--- Input rows ---

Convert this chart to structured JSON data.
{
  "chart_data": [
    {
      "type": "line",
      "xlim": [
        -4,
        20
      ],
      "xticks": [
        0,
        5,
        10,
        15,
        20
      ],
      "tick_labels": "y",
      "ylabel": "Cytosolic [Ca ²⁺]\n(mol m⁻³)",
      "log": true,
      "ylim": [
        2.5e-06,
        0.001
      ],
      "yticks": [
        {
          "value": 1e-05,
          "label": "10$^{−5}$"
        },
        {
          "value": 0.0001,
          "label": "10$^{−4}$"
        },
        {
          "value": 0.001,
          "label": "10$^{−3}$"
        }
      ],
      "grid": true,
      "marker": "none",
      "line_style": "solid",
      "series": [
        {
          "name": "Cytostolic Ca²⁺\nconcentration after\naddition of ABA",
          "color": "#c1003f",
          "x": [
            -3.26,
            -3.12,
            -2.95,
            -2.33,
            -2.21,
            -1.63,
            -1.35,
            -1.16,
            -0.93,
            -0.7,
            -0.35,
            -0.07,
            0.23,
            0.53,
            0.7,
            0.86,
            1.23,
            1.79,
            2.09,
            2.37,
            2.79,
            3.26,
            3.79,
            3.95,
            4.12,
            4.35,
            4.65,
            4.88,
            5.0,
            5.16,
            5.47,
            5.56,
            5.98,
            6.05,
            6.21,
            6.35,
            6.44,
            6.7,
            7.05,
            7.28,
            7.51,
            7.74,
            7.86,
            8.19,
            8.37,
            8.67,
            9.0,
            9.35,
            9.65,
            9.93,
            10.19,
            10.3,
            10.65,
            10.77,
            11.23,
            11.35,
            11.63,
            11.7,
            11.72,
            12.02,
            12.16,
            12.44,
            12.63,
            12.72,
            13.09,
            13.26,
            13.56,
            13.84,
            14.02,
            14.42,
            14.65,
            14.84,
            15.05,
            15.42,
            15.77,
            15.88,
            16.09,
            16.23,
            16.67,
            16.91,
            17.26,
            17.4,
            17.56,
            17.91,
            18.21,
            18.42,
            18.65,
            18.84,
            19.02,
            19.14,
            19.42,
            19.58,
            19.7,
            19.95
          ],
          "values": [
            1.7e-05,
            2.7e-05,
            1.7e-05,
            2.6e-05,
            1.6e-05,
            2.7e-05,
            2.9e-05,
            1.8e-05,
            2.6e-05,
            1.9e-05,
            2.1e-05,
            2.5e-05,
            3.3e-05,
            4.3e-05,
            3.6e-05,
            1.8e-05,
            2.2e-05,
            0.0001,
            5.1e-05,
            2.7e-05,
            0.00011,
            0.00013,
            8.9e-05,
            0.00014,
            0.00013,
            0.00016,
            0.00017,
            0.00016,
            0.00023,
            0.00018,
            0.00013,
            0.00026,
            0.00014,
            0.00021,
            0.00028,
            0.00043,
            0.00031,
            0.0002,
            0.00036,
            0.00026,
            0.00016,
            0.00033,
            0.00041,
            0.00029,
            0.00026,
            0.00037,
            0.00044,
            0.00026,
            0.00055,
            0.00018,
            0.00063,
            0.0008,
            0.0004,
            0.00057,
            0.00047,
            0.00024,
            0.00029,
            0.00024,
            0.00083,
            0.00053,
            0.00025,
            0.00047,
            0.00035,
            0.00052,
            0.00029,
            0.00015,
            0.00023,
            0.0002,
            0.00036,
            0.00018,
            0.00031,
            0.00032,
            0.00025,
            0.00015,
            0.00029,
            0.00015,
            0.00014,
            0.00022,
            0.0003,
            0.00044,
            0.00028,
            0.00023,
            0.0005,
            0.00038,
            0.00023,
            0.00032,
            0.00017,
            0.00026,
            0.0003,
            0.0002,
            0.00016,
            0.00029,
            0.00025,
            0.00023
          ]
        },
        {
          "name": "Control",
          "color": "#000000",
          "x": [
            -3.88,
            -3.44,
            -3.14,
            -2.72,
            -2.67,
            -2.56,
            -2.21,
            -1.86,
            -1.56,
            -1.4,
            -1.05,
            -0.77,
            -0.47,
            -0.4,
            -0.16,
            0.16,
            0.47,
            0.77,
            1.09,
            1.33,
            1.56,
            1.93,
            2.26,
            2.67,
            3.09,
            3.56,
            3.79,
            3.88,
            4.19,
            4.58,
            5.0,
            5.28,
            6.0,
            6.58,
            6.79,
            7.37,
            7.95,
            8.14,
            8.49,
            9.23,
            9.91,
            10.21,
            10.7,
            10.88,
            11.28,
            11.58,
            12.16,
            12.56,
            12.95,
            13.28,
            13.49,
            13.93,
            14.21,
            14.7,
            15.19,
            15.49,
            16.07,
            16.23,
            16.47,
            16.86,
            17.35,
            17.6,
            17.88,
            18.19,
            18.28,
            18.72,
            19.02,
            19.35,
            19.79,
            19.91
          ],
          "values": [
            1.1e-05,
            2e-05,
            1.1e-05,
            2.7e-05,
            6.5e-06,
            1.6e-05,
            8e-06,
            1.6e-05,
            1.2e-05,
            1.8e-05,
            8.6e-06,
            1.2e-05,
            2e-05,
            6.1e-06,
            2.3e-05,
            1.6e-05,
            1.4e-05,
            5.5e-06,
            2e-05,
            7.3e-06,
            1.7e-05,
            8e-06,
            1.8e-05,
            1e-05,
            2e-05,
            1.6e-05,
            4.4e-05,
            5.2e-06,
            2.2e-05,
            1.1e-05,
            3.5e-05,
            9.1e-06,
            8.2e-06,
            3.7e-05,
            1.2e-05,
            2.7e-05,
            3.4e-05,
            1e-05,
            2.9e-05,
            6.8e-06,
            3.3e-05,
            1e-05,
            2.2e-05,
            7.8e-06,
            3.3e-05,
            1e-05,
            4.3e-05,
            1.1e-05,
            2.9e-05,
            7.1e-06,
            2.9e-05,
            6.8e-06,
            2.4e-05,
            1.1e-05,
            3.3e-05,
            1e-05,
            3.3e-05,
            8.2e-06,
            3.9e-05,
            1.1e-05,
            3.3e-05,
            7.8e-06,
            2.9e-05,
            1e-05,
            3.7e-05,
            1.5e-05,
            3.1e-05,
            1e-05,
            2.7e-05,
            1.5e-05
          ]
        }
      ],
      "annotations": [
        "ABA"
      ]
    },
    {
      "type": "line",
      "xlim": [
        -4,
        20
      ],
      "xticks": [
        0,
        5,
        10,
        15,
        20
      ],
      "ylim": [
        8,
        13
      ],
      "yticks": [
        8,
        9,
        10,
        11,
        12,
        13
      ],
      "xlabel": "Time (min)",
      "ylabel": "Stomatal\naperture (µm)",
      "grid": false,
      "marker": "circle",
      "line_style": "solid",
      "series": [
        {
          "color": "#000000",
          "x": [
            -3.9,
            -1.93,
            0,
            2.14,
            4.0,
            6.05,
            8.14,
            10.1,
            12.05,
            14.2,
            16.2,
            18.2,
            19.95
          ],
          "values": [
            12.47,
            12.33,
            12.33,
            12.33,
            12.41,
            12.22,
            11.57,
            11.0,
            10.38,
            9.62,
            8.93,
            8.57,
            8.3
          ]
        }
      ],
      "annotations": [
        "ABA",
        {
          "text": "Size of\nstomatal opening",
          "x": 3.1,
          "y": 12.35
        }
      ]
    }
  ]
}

---

### Exercise description
Return all the data above once more, precisely as given.

### Answer to this exercise
Convert this chart to structured JSON data.
{
  "chart_data": [
    {
      "type": "line",
      "xlim": [
        -4,
        20
      ],
      "xticks": [
        0,
        5,
        10,
        15,
        20
      ],
      "tick_labels": "y",
      "ylabel": "Cytosolic [Ca ²⁺]\n(mol m⁻³)",
      "log": true,
      "ylim": [
        2.5e-06,
        0.001
      ],
      "yticks": [
        {
          "value": 1e-05,
          "label": "10$^{−5}$"
        },
        {
          "value": 0.0001,
          "label": "10$^{−4}$"
        },
        {
          "value": 0.001,
          "label": "10$^{−3}$"
        }
      ],
      "grid": true,
      "marker": "none",
      "line_style": "solid",
      "series": [
        {
          "name": "Cytostolic Ca²⁺\nconcentration after\naddition of ABA",
          "color": "#c1003f",
          "x": [
            -3.26,
            -3.12,
            -2.95,
            -2.33,
            -2.21,
            -1.63,
            -1.35,
            -1.16,
            -0.93,
            -0.7,
            -0.35,
            -0.07,
            0.23,
            0.53,
            0.7,
            0.86,
            1.23,
            1.79,
            2.09,
            2.37,
            2.79,
            3.26,
            3.79,
            3.95,
            4.12,
            4.35,
            4.65,
            4.88,
            5.0,
            5.16,
            5.47,
            5.56,
            5.98,
            6.05,
            6.21,
            6.35,
            6.44,
            6.7,
            7.05,
            7.28,
            7.51,
            7.74,
            7.86,
            8.19,
            8.37,
            8.67,
            9.0,
            9.35,
            9.65,
            9.93,
            10.19,
            10.3,
            10.65,
            10.77,
            11.23,
            11.35,
            11.63,
            11.7,
            11.72,
            12.02,
            12.16,
            12.44,
            12.63,
            12.72,
            13.09,
            13.26,
            13.56,
            13.84,
            14.02,
            14.42,
            14.65,
            14.84,
            15.05,
            15.42,
            15.77,
            15.88,
            16.09,
            16.23,
            16.67,
            16.91,
            17.26,
            17.4,
            17.56,
            17.91,
            18.21,
            18.42,
            18.65,
            18.84,
            19.02,
            19.14,
            19.42,
            19.58,
            19.7,
            19.95
          ],
          "values": [
            1.7e-05,
            2.7e-05,
            1.7e-05,
            2.6e-05,
            1.6e-05,
            2.7e-05,
            2.9e-05,
            1.8e-05,
            2.6e-05,
            1.9e-05,
            2.1e-05,
            2.5e-05,
            3.3e-05,
            4.3e-05,
            3.6e-05,
            1.8e-05,
            2.2e-05,
            0.0001,
            5.1e-05,
            2.7e-05,
            0.00011,
            0.00013,
            8.9e-05,
            0.00014,
            0.00013,
            0.00016,
            0.00017,
            0.00016,
            0.00023,
            0.00018,
            0.00013,
            0.00026,
            0.00014,
            0.00021,
            0.00028,
            0.00043,
            0.00031,
            0.0002,
            0.00036,
            0.00026,
            0.00016,
            0.00033,
            0.00041,
            0.00029,
            0.00026,
            0.00037,
            0.00044,
            0.00026,
            0.00055,
            0.00018,
            0.00063,
            0.0008,
            0.0004,
            0.00057,
            0.00047,
            0.00024,
            0.00029,
            0.00024,
            0.00083,
            0.00053,
            0.00025,
            0.00047,
            0.00035,
            0.00052,
            0.00029,
            0.00015,
            0.00023,
            0.0002,
            0.00036,
            0.00018,
            0.00031,
            0.00032,
            0.00025,
            0.00015,
            0.00029,
            0.00015,
            0.00014,
            0.00022,
            0.0003,
            0.00044,
            0.00028,
            0.00023,
            0.0005,
            0.00038,
            0.00023,
            0.00032,
            0.00017,
            0.00026,
            0.0003,
            0.0002,
            0.00016,
            0.00029,
            0.00025,
            0.00023
          ]
        },
        {
          "name": "Control",
          "color": "#000000",
          "x": [
            -3.88,
            -3.44,
            -3.14,
            -2.72,
            -2.67,
            -2.56,
            -2.21,
            -1.86,
            -1.56,
            -1.4,
            -1.05,
            -0.77,
            -0.47,
            -0.4,
            -0.16,
            0.16,
            0.47,
            0.77,
            1.09,
            1.33,
            1.56,
            1.93,
            2.26,
            2.67,
            3.09,
            3.56,
            3.79,
            3.88,
            4.19,
            4.58,
            5.0,
            5.28,
            6.0,
            6.58,
            6.79,
            7.37,
            7.95,
            8.14,
            8.49,
            9.23,
            9.91,
            10.21,
            10.7,
            10.88,
            11.28,
            11.58,
            12.16,
            12.56,
            12.95,
            13.28,
            13.49,
            13.93,
            14.21,
            14.7,
            15.19,
            15.49,
            16.07,
            16.23,
            16.47,
            16.86,
            17.35,
            17.6,
            17.88,
            18.19,
            18.28,
            18.72,
            19.02,
            19.35,
            19.79,
            19.91
          ],
          "values": [
            1.1e-05,
            2e-05,
            1.1e-05,
            2.7e-05,
            6.5e-06,
            1.6e-05,
            8e-06,
            1.6e-05,
            1.2e-05,
            1.8e-05,
            8.6e-06,
            1.2e-05,
            2e-05,
            6.1e-06,
            2.3e-05,
            1.6e-05,
            1.4e-05,
            5.5e-06,
            2e-05,
            7.3e-06,
            1.7e-05,
            8e-06,
            1.8e-05,
            1e-05,
            2e-05,
            1.6e-05,
            4.4e-05,
            5.2e-06,
            2.2e-05,
            1.1e-05,
            3.5e-05,
            9.1e-06,
            8.2e-06,
            3.7e-05,
            1.2e-05,
            2.7e-05,
            3.4e-05,
            1e-05,
            2.9e-05,
            6.8e-06,
            3.3e-05,
            1e-05,
            2.2e-05,
            7.8e-06,
            3.3e-05,
            1e-05,
            4.3e-05,
            1.1e-05,
            2.9e-05,
            7.1e-06,
            2.9e-05,
            6.8e-06,
            2.4e-05,
            1.1e-05,
            3.3e-05,
            1e-05,
            3.3e-05,
            8.2e-06,
            3.9e-05,
            1.1e-05,
            3.3e-05,
            7.8e-06,
            2.9e-05,
            1e-05,
            3.7e-05,
            1.5e-05,
            3.1e-05,
            1e-05,
            2.7e-05,
            1.5e-05
          ]
        }
      ],
      "annotations": [
        "ABA"
      ]
    },
    {
      "type": "line",
      "xlim": [
        -4,
        20
      ],
      "xticks": [
        0,
        5,
        10,
        15,
        20
      ],
      "ylim": [
        8,
        13
      ],
      "yticks": [
        8,
        9,
        10,
        11,
        12,
        13
      ],
      "xlabel": "Time (min)",
      "ylabel": "Stomatal\naperture (µm)",
      "grid": false,
      "marker": "circle",
      "line_style": "solid",
      "series": [
        {
          "color": "#000000",
          "x": [
            -3.9,
            -1.93,
            0,
            2.14,
            4.0,
            6.05,
            8.14,
            10.1,
            12.05,
            14.2,
            16.2,
            18.2,
            19.95
          ],
          "values": [
            12.47,
            12.33,
            12.33,
            12.33,
            12.41,
            12.22,
            11.57,
            11.0,
            10.38,
            9.62,
            8.93,
            8.57,
            8.3
          ]
        }
      ],
      "annotations": [
        "ABA",
        {
          "text": "Size of\nstomatal opening",
          "x": 3.1,
          "y": 12.35
        }
      ]
    }
  ]
}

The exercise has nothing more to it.